▶ _Directions_
The answer is one number: how many lines in the data below hold "Magnetism".

(Stored data)
::::

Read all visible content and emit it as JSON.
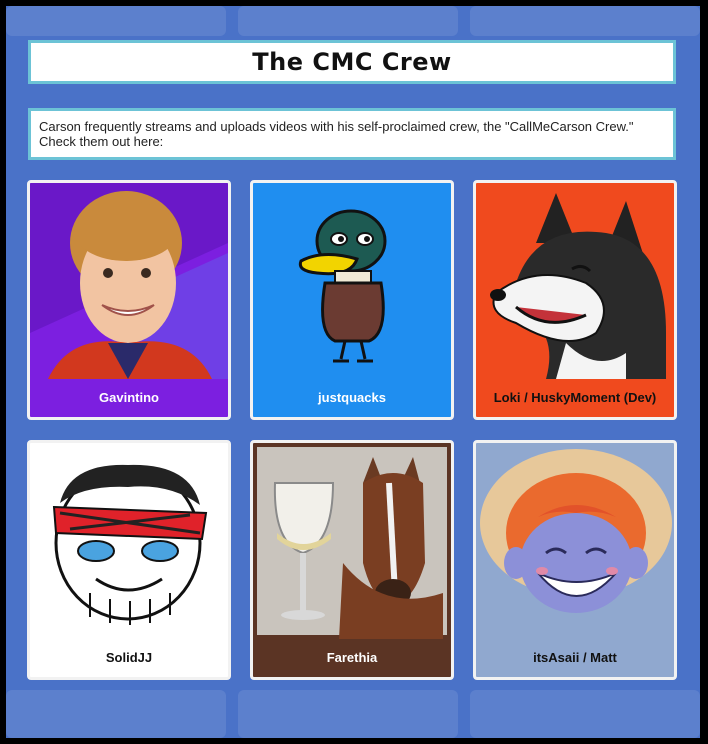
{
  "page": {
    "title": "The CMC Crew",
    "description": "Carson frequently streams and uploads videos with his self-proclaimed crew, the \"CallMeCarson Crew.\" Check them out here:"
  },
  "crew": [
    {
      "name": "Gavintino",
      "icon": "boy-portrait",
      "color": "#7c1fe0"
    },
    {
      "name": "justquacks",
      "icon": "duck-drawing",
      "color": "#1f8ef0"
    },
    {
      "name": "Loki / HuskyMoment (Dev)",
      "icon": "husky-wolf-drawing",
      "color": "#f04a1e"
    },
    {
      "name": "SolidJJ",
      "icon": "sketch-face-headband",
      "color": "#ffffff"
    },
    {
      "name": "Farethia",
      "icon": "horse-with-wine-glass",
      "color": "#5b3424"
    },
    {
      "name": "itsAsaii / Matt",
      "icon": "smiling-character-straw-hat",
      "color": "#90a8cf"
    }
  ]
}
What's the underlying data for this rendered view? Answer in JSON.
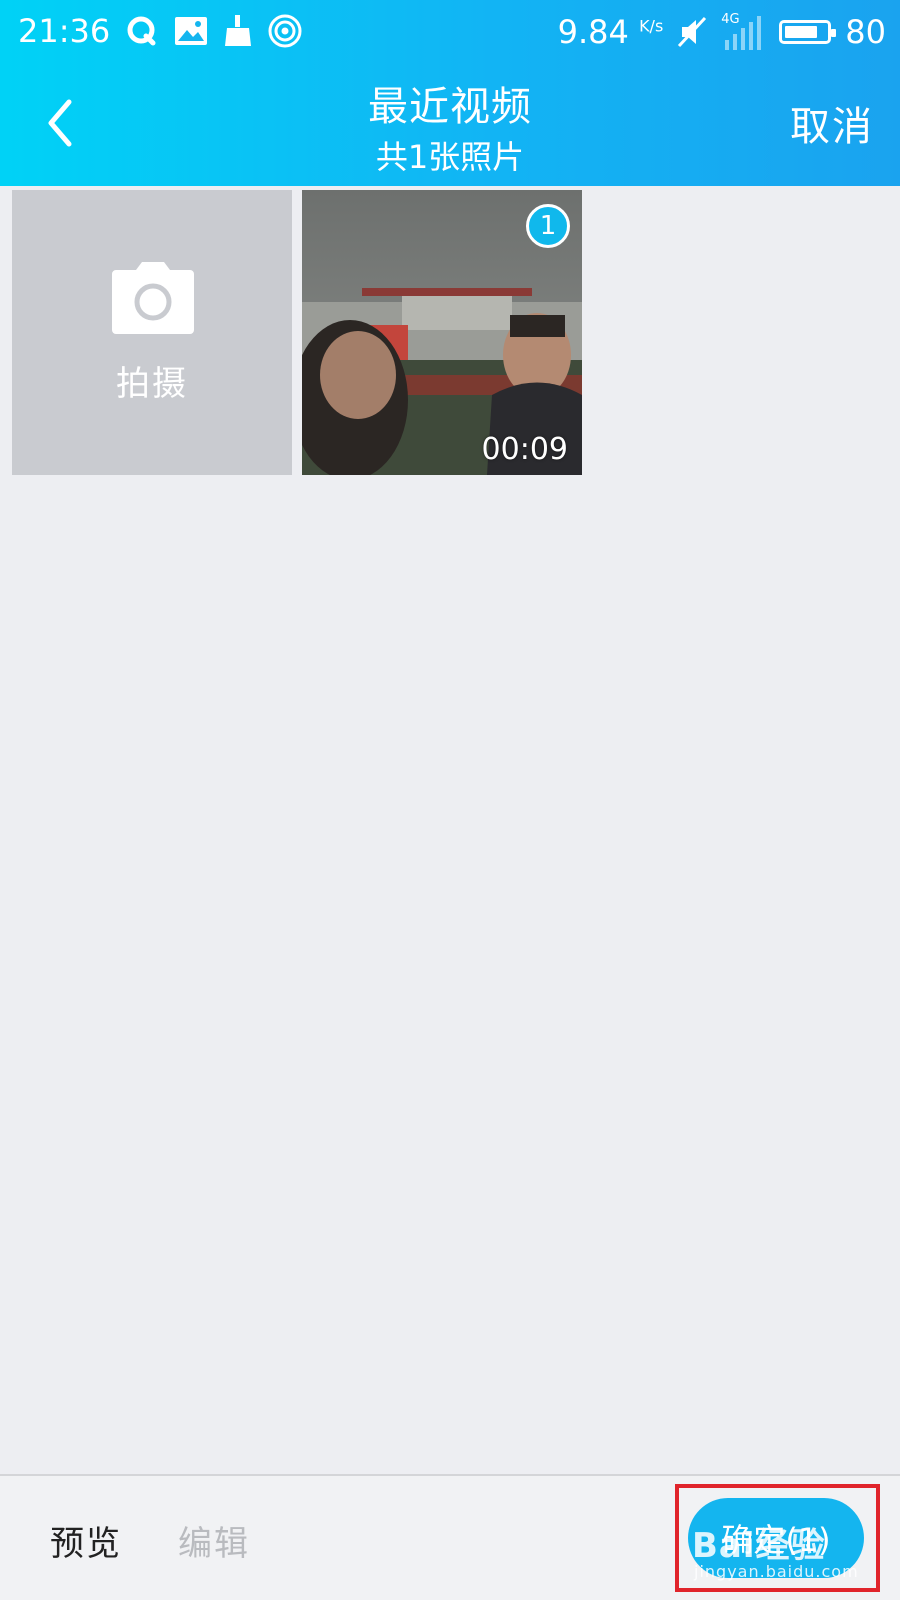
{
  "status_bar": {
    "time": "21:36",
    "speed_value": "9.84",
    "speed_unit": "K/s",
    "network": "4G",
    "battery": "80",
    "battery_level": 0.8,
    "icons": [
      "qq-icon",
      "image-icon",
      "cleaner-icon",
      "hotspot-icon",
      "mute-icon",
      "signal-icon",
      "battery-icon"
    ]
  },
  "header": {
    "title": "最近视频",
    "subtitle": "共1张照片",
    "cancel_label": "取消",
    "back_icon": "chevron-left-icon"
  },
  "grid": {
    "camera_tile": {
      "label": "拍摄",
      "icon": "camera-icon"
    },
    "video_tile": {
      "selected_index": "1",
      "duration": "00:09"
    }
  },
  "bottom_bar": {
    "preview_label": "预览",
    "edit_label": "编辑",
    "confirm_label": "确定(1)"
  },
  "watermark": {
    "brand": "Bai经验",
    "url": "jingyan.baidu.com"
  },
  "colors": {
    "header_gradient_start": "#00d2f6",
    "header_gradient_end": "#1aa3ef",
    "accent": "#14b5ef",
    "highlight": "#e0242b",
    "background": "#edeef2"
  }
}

::::

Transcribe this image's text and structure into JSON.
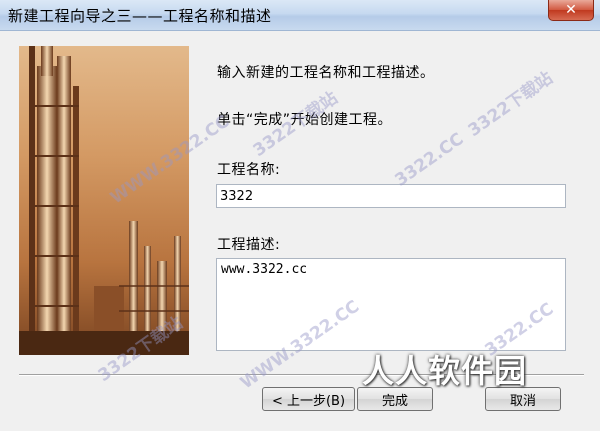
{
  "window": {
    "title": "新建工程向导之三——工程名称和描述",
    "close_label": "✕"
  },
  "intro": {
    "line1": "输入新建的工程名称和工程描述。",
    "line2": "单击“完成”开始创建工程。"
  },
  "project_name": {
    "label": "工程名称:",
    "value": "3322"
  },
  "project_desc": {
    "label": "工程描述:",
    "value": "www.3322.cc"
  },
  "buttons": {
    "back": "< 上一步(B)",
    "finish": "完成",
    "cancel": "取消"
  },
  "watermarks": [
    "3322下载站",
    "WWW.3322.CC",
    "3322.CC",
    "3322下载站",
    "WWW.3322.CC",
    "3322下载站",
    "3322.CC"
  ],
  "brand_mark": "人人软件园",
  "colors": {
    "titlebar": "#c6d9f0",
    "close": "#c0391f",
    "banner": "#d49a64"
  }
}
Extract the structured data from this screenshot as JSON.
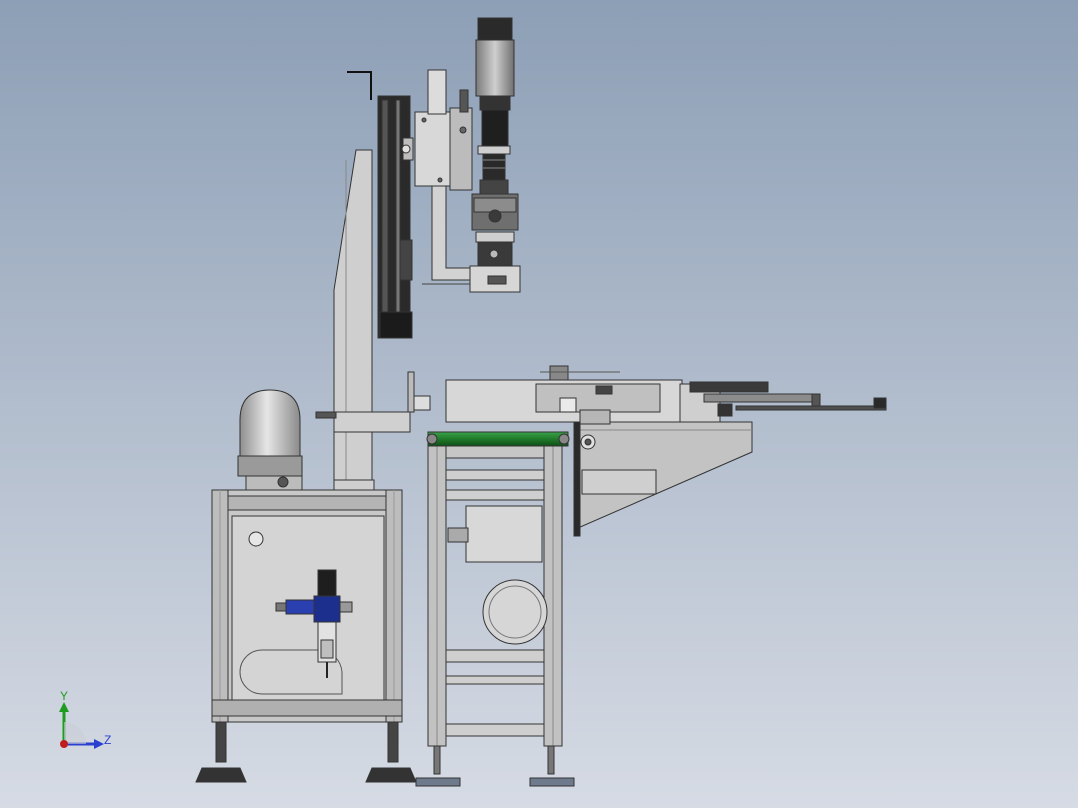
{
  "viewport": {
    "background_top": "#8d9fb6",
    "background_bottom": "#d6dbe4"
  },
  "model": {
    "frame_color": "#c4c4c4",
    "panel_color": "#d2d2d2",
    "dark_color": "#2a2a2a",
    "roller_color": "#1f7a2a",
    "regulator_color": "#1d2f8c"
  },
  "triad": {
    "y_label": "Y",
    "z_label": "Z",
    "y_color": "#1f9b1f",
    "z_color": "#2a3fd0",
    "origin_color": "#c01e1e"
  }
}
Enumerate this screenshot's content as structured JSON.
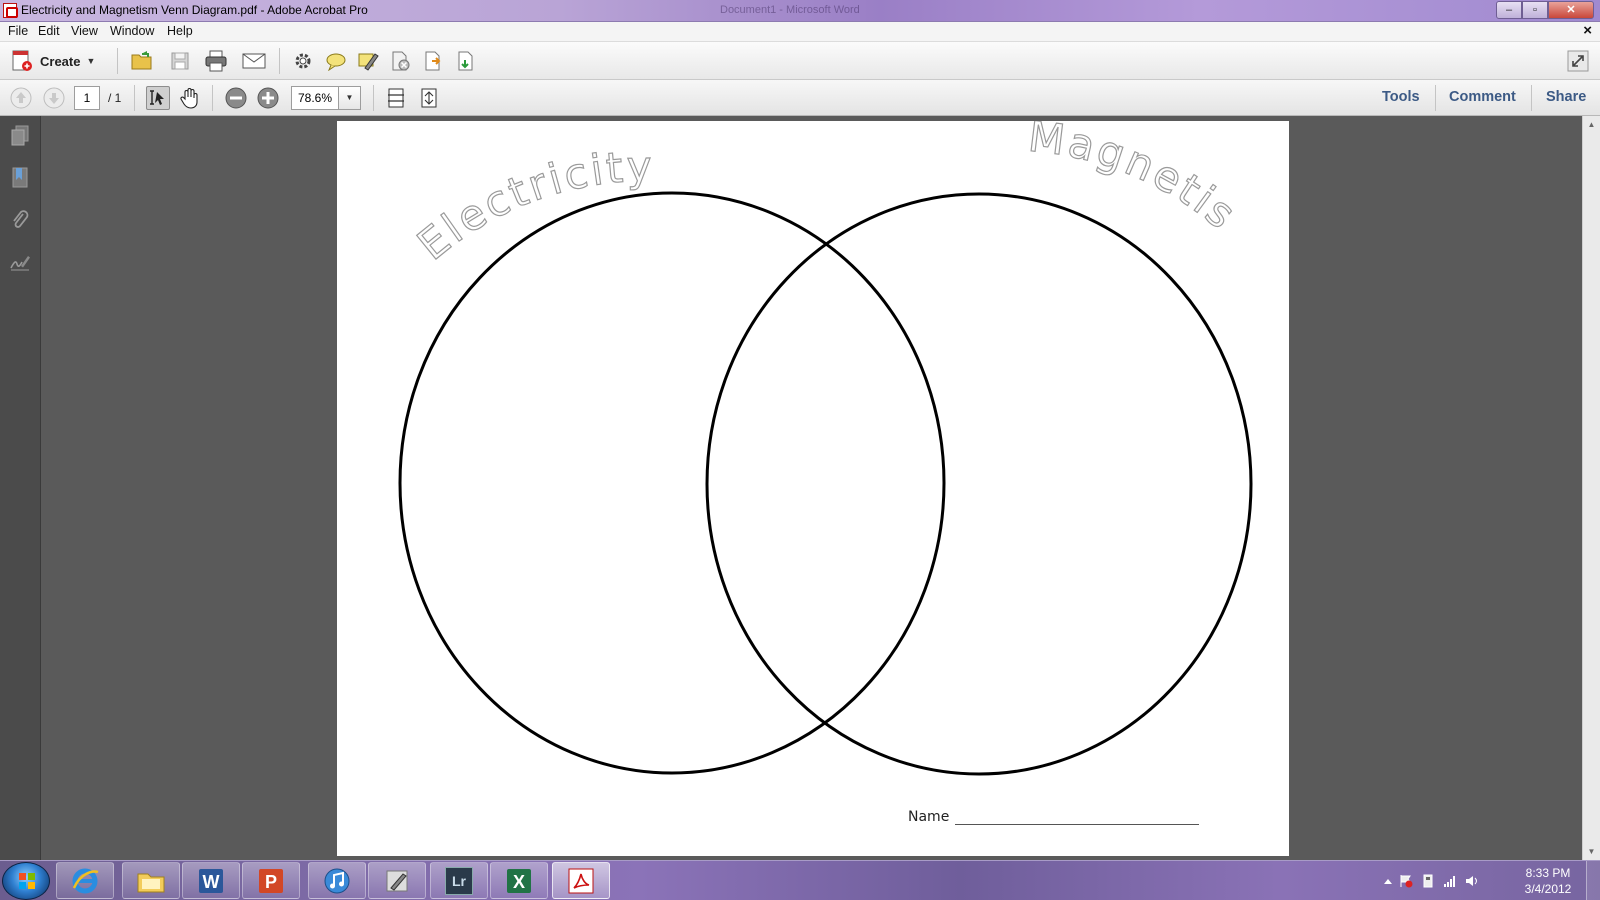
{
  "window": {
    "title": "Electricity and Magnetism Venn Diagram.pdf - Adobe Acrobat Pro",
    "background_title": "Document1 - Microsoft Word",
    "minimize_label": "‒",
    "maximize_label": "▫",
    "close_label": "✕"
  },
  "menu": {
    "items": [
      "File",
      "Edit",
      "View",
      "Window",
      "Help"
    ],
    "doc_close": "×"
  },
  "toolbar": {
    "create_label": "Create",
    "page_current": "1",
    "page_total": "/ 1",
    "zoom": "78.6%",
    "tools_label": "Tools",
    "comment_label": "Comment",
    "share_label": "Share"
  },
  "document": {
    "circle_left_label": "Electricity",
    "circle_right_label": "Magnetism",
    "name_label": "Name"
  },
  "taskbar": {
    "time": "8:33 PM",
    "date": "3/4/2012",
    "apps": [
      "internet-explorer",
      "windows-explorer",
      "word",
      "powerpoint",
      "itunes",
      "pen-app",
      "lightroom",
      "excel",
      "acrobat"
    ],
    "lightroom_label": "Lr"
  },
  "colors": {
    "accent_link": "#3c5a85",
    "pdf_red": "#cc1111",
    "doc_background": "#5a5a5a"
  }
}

::::

▶ _Complete response_
2